-- GIVEN RECORDS --

┄┄┄┄┄┄┄┄┄┄┄┄┄┄┄┄┄┄┄┄

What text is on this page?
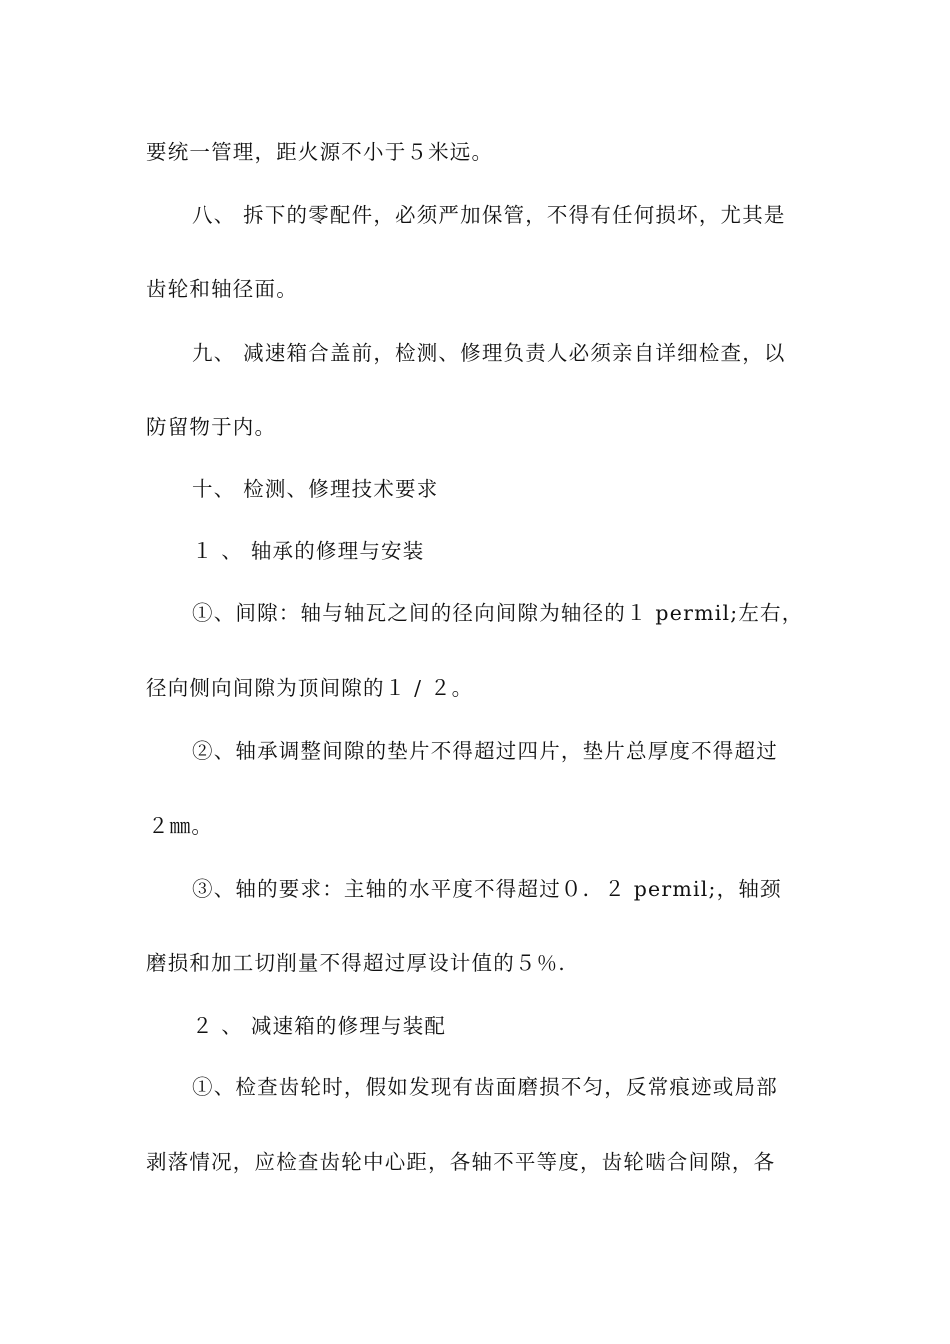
要统一管理，距火源不小于５米远。
八、 拆下的零配件，必须严加保管，不得有任何损坏，尤其是
齿轮和轴径面。
九、 减速箱合盖前，检测、修理负责人必须亲自详细检查，以
防留物于内。
十、 检测、修理技术要求
１ 、 轴承的修理与安装
①、间隙：轴与轴瓦之间的径向间隙为轴径的１ permil;左右，
径向侧向间隙为顶间隙的１ / ２。
②、轴承调整间隙的垫片不得超过四片，垫片总厚度不得超过
２㎜。
③、轴的要求：主轴的水平度不得超过０．２ permil;，轴颈
磨损和加工切削量不得超过厚设计值的５％.
２ 、 减速箱的修理与装配
①、检查齿轮时，假如发现有齿面磨损不匀，反常痕迹或局部
剥落情况，应检查齿轮中心距，各轴不平等度，齿轮啮合间隙，各
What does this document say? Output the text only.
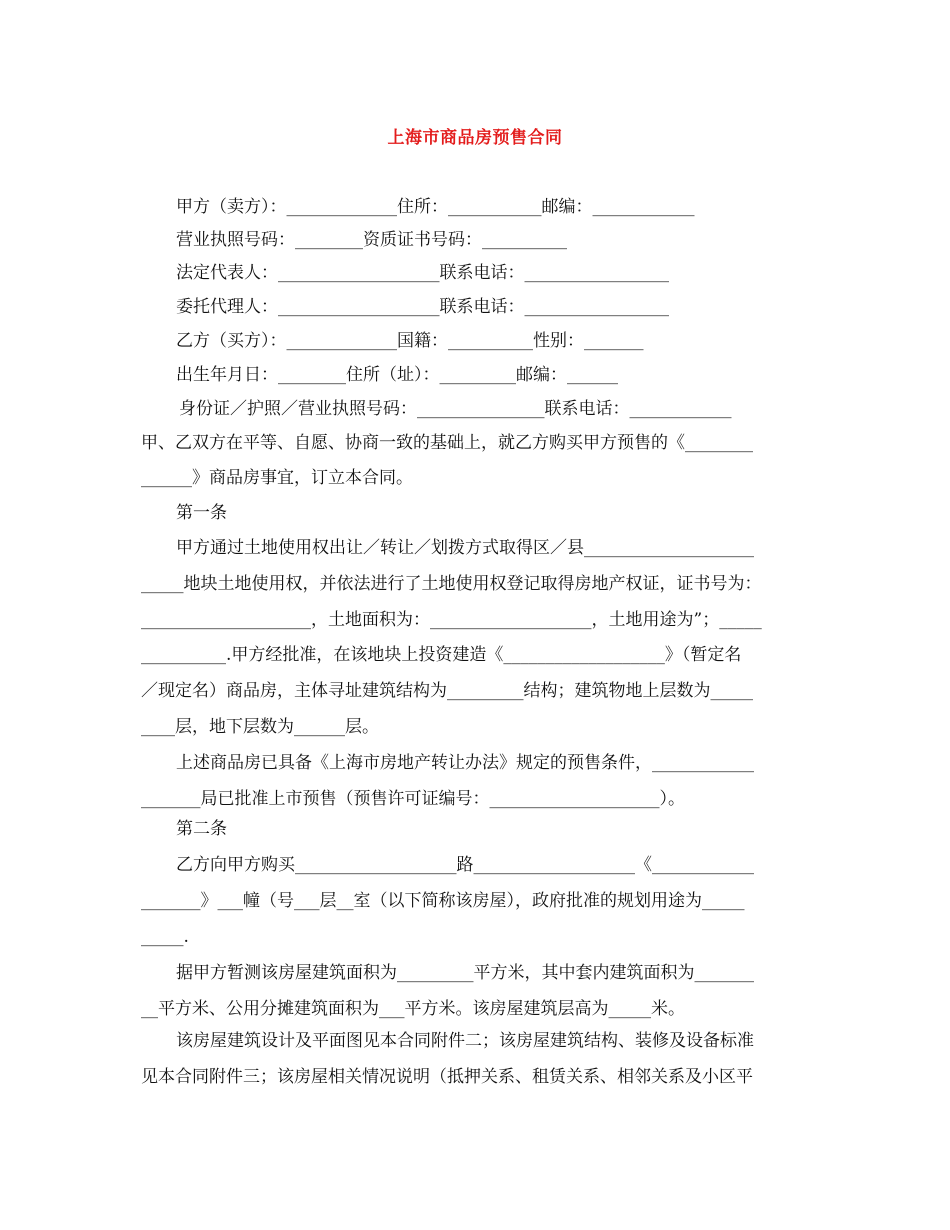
上海市商品房预售合同
甲方（卖方）：_____________住所：___________邮编：____________
营业执照号码：________资质证书号码：__________
法定代表人：___________________联系电话：_________________
委托代理人：___________________联系电话：_________________
乙方（买方）：_____________国籍：__________性别：_______
出生年月日：________住所（址）：_________邮编：______
身份证／护照／营业执照号码：_______________联系电话：____________
甲、乙双方在平等、自愿、协商一致的基础上，就乙方购买甲方预售的《________
______》商品房事宜，订立本合同。
第一条
甲方通过土地使用权出让／转让／划拨方式取得区／县____________________
_____地块土地使用权，并依法进行了土地使用权登记取得房地产权证，证书号为：
____________________，土地面积为：___________________，土地用途为”；_____
__________.甲方经批准，在该地块上投资建造《___________________》（暂定名
／现定名）商品房，主体寻址建筑结构为_________结构；建筑物地上层数为_____
____层，地下层数为______层。
上述商品房已具备《上海市房地产转让办法》规定的预售条件，____________
_______局已批准上市预售（预售许可证编号：____________________）。
第二条
乙方向甲方购买___________________路___________________《____________
_______》___幢（号___层__室（以下简称该房屋），政府批准的规划用途为_____
_____.
据甲方暂测该房屋建筑面积为_________平方米，其中套内建筑面积为_______
__平方米、公用分摊建筑面积为___平方米。该房屋建筑层高为_____米。
该房屋建筑设计及平面图见本合同附件二；该房屋建筑结构、装修及设备标准
见本合同附件三；该房屋相关情况说明（抵押关系、租赁关系、相邻关系及小区平
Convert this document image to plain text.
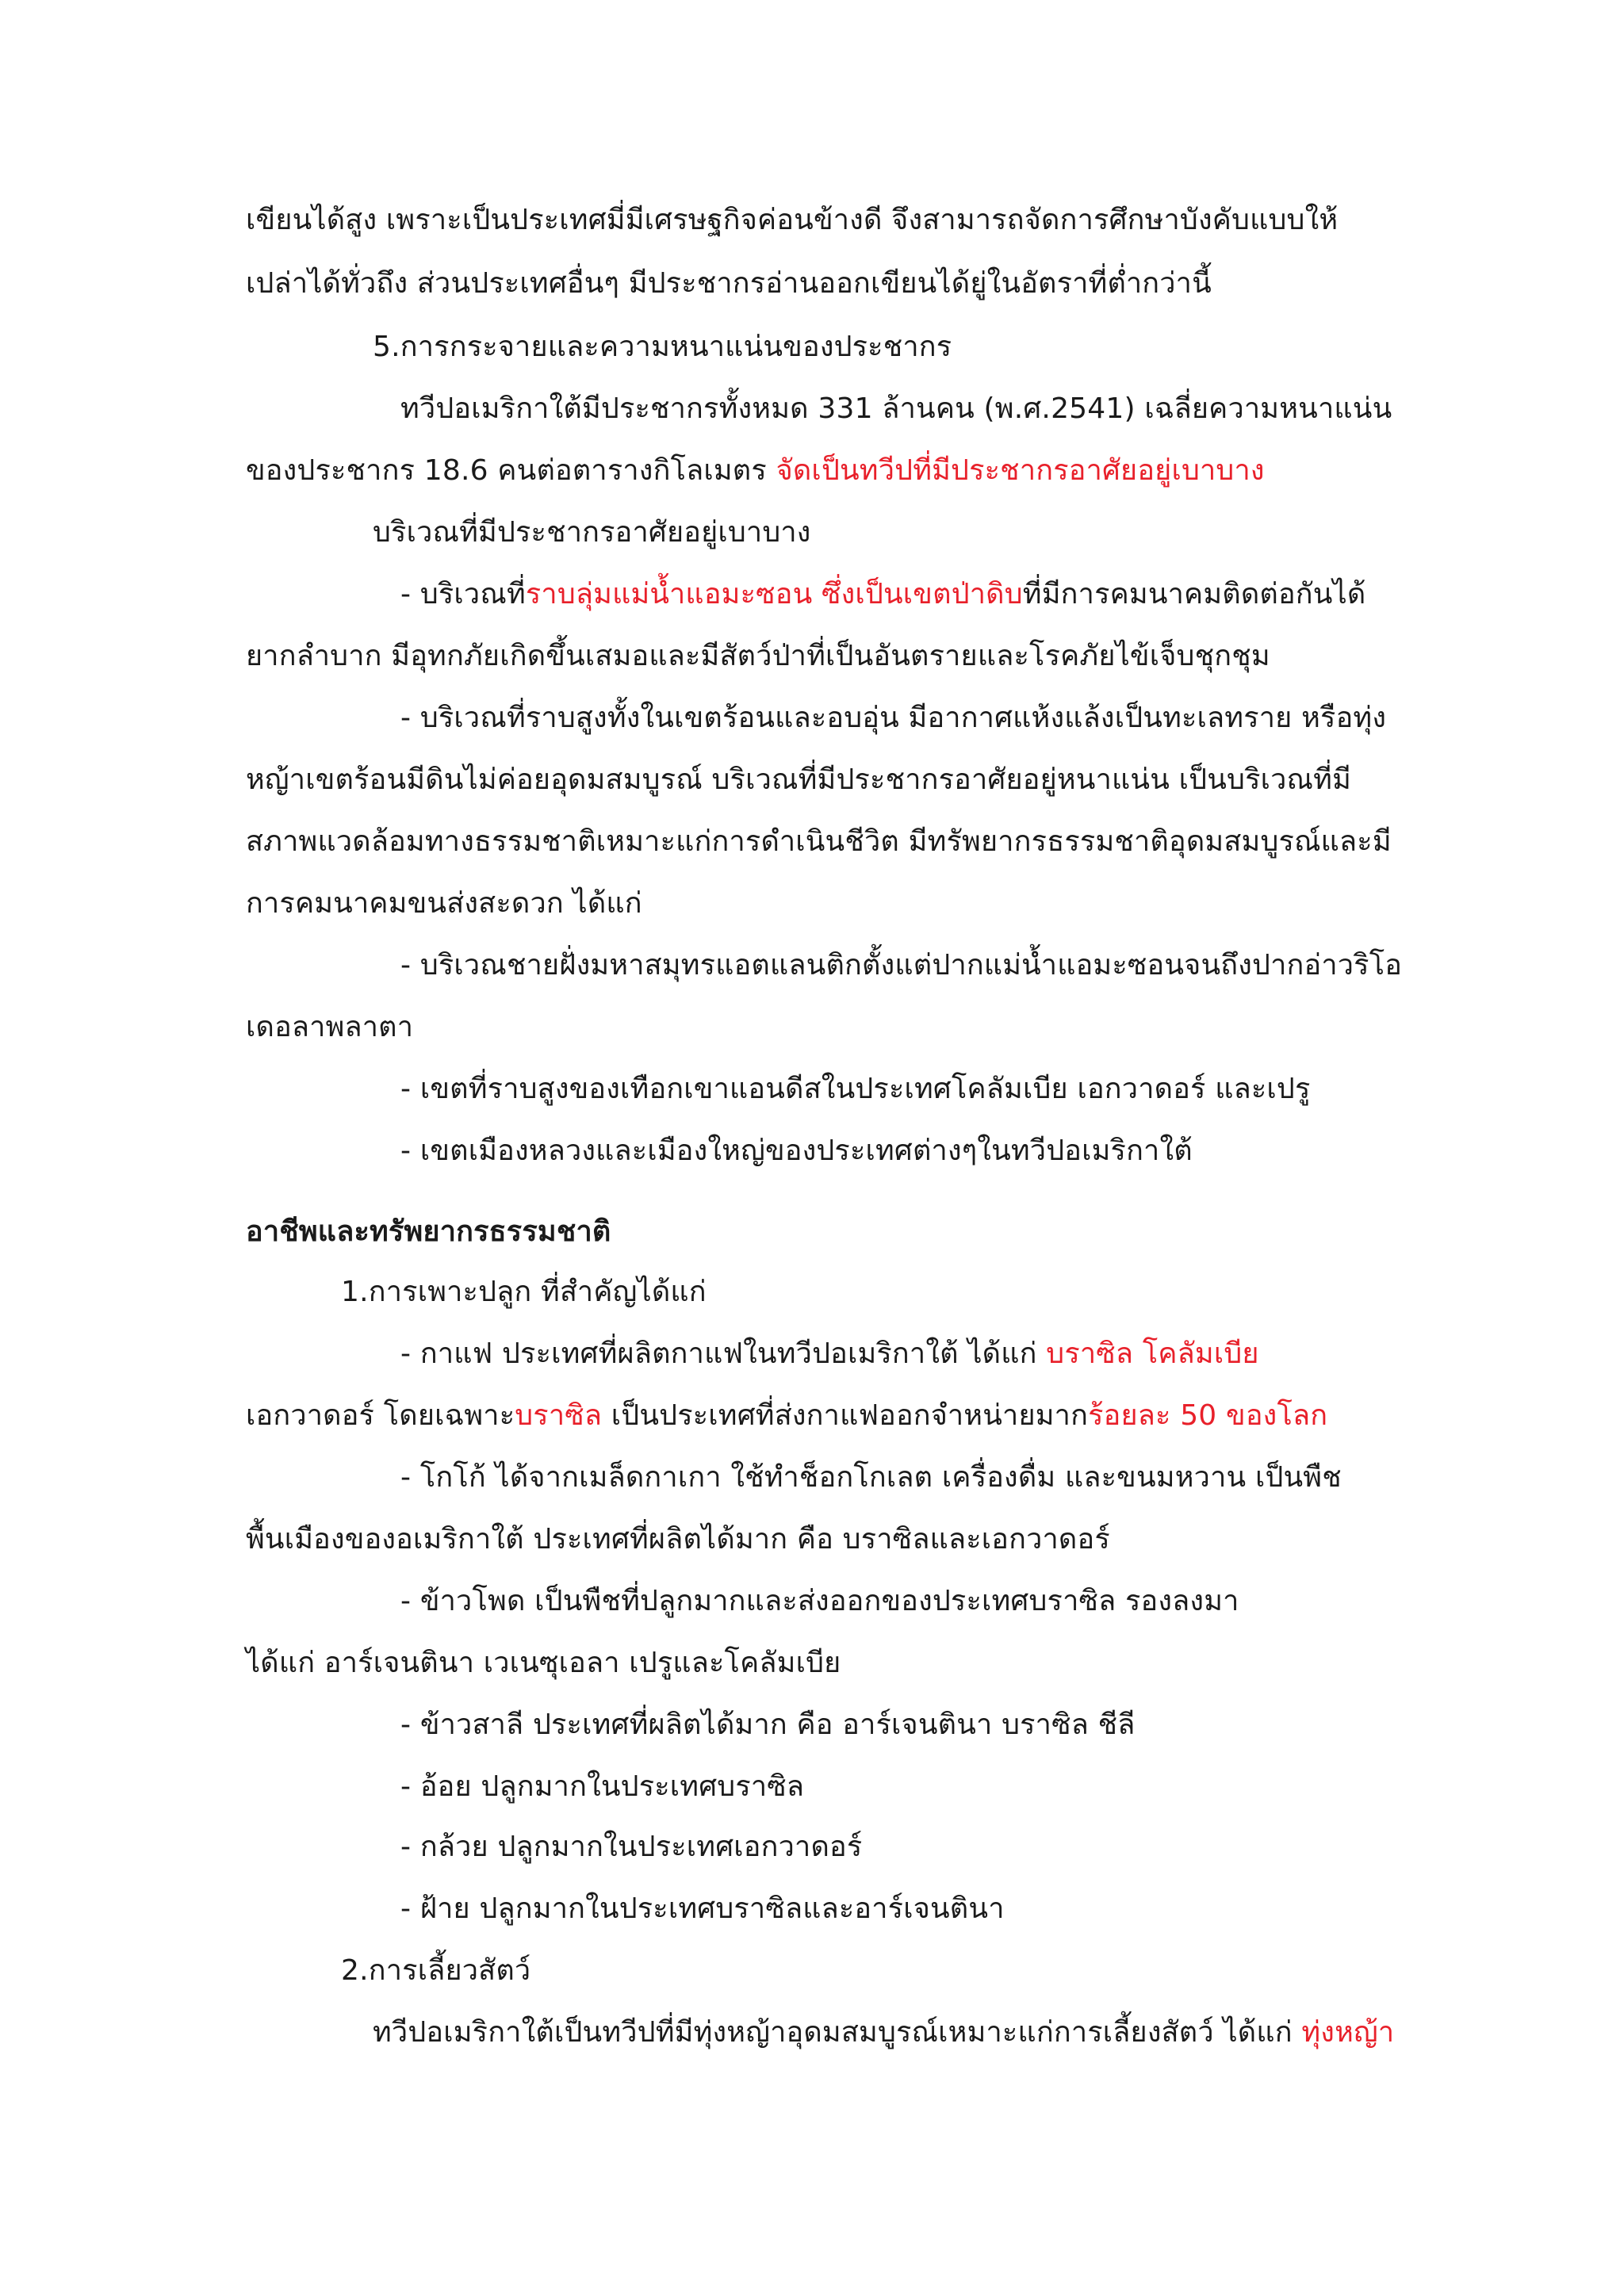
เขียนได้สูง เพราะเป็นประเทศมี่มีเศรษฐกิจค่อนข้างดี จึงสามารถจัดการศึกษาบังคับแบบให้
เปล่าได้ทั่วถึง ส่วนประเทศอื่นๆ มีประชากรอ่านออกเขียนได้ยู่ในอัตราที่ต่ำกว่านี้
5.การกระจายและความหนาแน่นของประชากร
ทวีปอเมริกาใต้มีประชากรทั้งหมด 331 ล้านคน (พ.ศ.2541) เฉลี่ยความหนาแน่น
ของประชากร 18.6 คนต่อตารางกิโลเมตร จัดเป็นทวีปที่มีประชากรอาศัยอยู่เบาบาง
บริเวณที่มีประชากรอาศัยอยู่เบาบาง
- บริเวณที่ราบลุ่มแม่น้ำแอมะซอน ซึ่งเป็นเขตป่าดิบที่มีการคมนาคมติดต่อกันได้
ยากลำบาก มีอุทกภัยเกิดขึ้นเสมอและมีสัตว์ป่าที่เป็นอันตรายและโรคภัยไข้เจ็บชุกชุม
- บริเวณที่ราบสูงทั้งในเขตร้อนและอบอุ่น มีอากาศแห้งแล้งเป็นทะเลทราย หรือทุ่ง
หญ้าเขตร้อนมีดินไม่ค่อยอุดมสมบูรณ์ บริเวณที่มีประชากรอาศัยอยู่หนาแน่น เป็นบริเวณที่มี
สภาพแวดล้อมทางธรรมชาติเหมาะแก่การดำเนินชีวิต มีทรัพยากรธรรมชาติอุดมสมบูรณ์และมี
การคมนาคมขนส่งสะดวก ได้แก่
- บริเวณชายฝั่งมหาสมุทรแอตแลนติกตั้งแต่ปากแม่น้ำแอมะซอนจนถึงปากอ่าวริโอ
เดอลาพลาตา
- เขตที่ราบสูงของเทือกเขาแอนดีสในประเทศโคลัมเบีย เอกวาดอร์ และเปรู
- เขตเมืองหลวงและเมืองใหญ่ของประเทศต่างๆในทวีปอเมริกาใต้
อาชีพและทรัพยากรธรรมชาติ
1.การเพาะปลูก ที่สำคัญได้แก่
- กาแฟ ประเทศที่ผลิตกาแฟในทวีปอเมริกาใต้ ได้แก่ บราซิล โคลัมเบีย
เอกวาดอร์ โดยเฉพาะบราซิล เป็นประเทศที่ส่งกาแฟออกจำหน่ายมากร้อยละ 50 ของโลก
- โกโก้ ได้จากเมล็ดกาเกา ใช้ทำช็อกโกเลต เครื่องดื่ม และขนมหวาน เป็นพืช
พื้นเมืองของอเมริกาใต้ ประเทศที่ผลิตได้มาก คือ บราซิลและเอกวาดอร์
- ข้าวโพด เป็นพืชที่ปลูกมากและส่งออกของประเทศบราซิล รองลงมา
ได้แก่ อาร์เจนตินา เวเนซุเอลา เปรูและโคลัมเบีย
- ข้าวสาลี ประเทศที่ผลิตได้มาก คือ อาร์เจนตินา บราซิล ชีลี
- อ้อย ปลูกมากในประเทศบราซิล
- กล้วย ปลูกมากในประเทศเอกวาดอร์
- ฝ้าย ปลูกมากในประเทศบราซิลและอาร์เจนตินา
2.การเลี้ยวสัตว์
ทวีปอเมริกาใต้เป็นทวีปที่มีทุ่งหญ้าอุดมสมบูรณ์เหมาะแก่การเลี้ยงสัตว์ ได้แก่ ทุ่งหญ้า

┄┄┄┄┄┄┄┄┄┄┄┄┄┄┄┄┄┄┄┄

-- THE PROBLEM --
Keep the pictures out of the copy and write out the data exactly as it stands.

-- IN RESPONSE --
What text is on this page?
要统一管理，距火源不小于５米远。
八、 拆下的零配件，必须严加保管，不得有任何损坏，尤其是
齿轮和轴径面。
九、 减速箱合盖前，检测、修理负责人必须亲自详细检查，以
防留物于内。
十、 检测、修理技术要求
１ 、 轴承的修理与安装
①、间隙：轴与轴瓦之间的径向间隙为轴径的１ permil;左右，
径向侧向间隙为顶间隙的１ / ２。
②、轴承调整间隙的垫片不得超过四片，垫片总厚度不得超过
２㎜。
③、轴的要求：主轴的水平度不得超过０．２ permil;，轴颈
磨损和加工切削量不得超过厚设计值的５％.
２ 、 减速箱的修理与装配
①、检查齿轮时，假如发现有齿面磨损不匀，反常痕迹或局部
剥落情况，应检查齿轮中心距，各轴不平等度，齿轮啮合间隙，各
What does this document say? Output the text only.
上海市商品房预售合同
甲方（卖方）：_____________住所：___________邮编：____________
营业执照号码：________资质证书号码：__________
法定代表人：___________________联系电话：_________________
委托代理人：___________________联系电话：_________________
乙方（买方）：_____________国籍：__________性别：_______
出生年月日：________住所（址）：_________邮编：______
身份证／护照／营业执照号码：_______________联系电话：____________
甲、乙双方在平等、自愿、协商一致的基础上，就乙方购买甲方预售的《________
______》商品房事宜，订立本合同。
第一条
甲方通过土地使用权出让／转让／划拨方式取得区／县____________________
_____地块土地使用权，并依法进行了土地使用权登记取得房地产权证，证书号为：
____________________，土地面积为：___________________，土地用途为”；_____
__________.甲方经批准，在该地块上投资建造《___________________》（暂定名
／现定名）商品房，主体寻址建筑结构为_________结构；建筑物地上层数为_____
____层，地下层数为______层。
上述商品房已具备《上海市房地产转让办法》规定的预售条件，____________
_______局已批准上市预售（预售许可证编号：____________________）。
第二条
乙方向甲方购买___________________路___________________《____________
_______》___幢（号___层__室（以下简称该房屋），政府批准的规划用途为_____
_____.
据甲方暂测该房屋建筑面积为_________平方米，其中套内建筑面积为_______
__平方米、公用分摊建筑面积为___平方米。该房屋建筑层高为_____米。
该房屋建筑设计及平面图见本合同附件二；该房屋建筑结构、装修及设备标准
见本合同附件三；该房屋相关情况说明（抵押关系、租赁关系、相邻关系及小区平
Convert this document image to plain text.
เขียนได้สูง เพราะเป็นประเทศมี่มีเศรษฐกิจค่อนข้างดี จึงสามารถจัดการศึกษาบังคับแบบให้
เปล่าได้ทั่วถึง ส่วนประเทศอื่นๆ มีประชากรอ่านออกเขียนได้ยู่ในอัตราที่ต่ำกว่านี้
5.การกระจายและความหนาแน่นของประชากร
ทวีปอเมริกาใต้มีประชากรทั้งหมด 331 ล้านคน (พ.ศ.2541) เฉลี่ยความหนาแน่น
ของประชากร 18.6 คนต่อตารางกิโลเมตร จัดเป็นทวีปที่มีประชากรอาศัยอยู่เบาบาง
บริเวณที่มีประชากรอาศัยอยู่เบาบาง
- บริเวณที่ราบลุ่มแม่น้ำแอมะซอน ซึ่งเป็นเขตป่าดิบที่มีการคมนาคมติดต่อกันได้
ยากลำบาก มีอุทกภัยเกิดขึ้นเสมอและมีสัตว์ป่าที่เป็นอันตรายและโรคภัยไข้เจ็บชุกชุม
- บริเวณที่ราบสูงทั้งในเขตร้อนและอบอุ่น มีอากาศแห้งแล้งเป็นทะเลทราย หรือทุ่ง
หญ้าเขตร้อนมีดินไม่ค่อยอุดมสมบูรณ์ บริเวณที่มีประชากรอาศัยอยู่หนาแน่น เป็นบริเวณที่มี
สภาพแวดล้อมทางธรรมชาติเหมาะแก่การดำเนินชีวิต มีทรัพยากรธรรมชาติอุดมสมบูรณ์และมี
การคมนาคมขนส่งสะดวก ได้แก่
- บริเวณชายฝั่งมหาสมุทรแอตแลนติกตั้งแต่ปากแม่น้ำแอมะซอนจนถึงปากอ่าวริโอ
เดอลาพลาตา
- เขตที่ราบสูงของเทือกเขาแอนดีสในประเทศโคลัมเบีย เอกวาดอร์ และเปรู
- เขตเมืองหลวงและเมืองใหญ่ของประเทศต่างๆในทวีปอเมริกาใต้
อาชีพและทรัพยากรธรรมชาติ
1.การเพาะปลูก ที่สำคัญได้แก่
- กาแฟ ประเทศที่ผลิตกาแฟในทวีปอเมริกาใต้ ได้แก่ บราซิล โคลัมเบีย
เอกวาดอร์ โดยเฉพาะบราซิล เป็นประเทศที่ส่งกาแฟออกจำหน่ายมากร้อยละ 50 ของโลก
- โกโก้ ได้จากเมล็ดกาเกา ใช้ทำช็อกโกเลต เครื่องดื่ม และขนมหวาน เป็นพืช
พื้นเมืองของอเมริกาใต้ ประเทศที่ผลิตได้มาก คือ บราซิลและเอกวาดอร์
- ข้าวโพด เป็นพืชที่ปลูกมากและส่งออกของประเทศบราซิล รองลงมา
ได้แก่ อาร์เจนตินา เวเนซุเอลา เปรูและโคลัมเบีย
- ข้าวสาลี ประเทศที่ผลิตได้มาก คือ อาร์เจนตินา บราซิล ชีลี
- อ้อย ปลูกมากในประเทศบราซิล
- กล้วย ปลูกมากในประเทศเอกวาดอร์
- ฝ้าย ปลูกมากในประเทศบราซิลและอาร์เจนตินา
2.การเลี้ยวสัตว์
ทวีปอเมริกาใต้เป็นทวีปที่มีทุ่งหญ้าอุดมสมบูรณ์เหมาะแก่การเลี้ยงสัตว์ ได้แก่ ทุ่งหญ้า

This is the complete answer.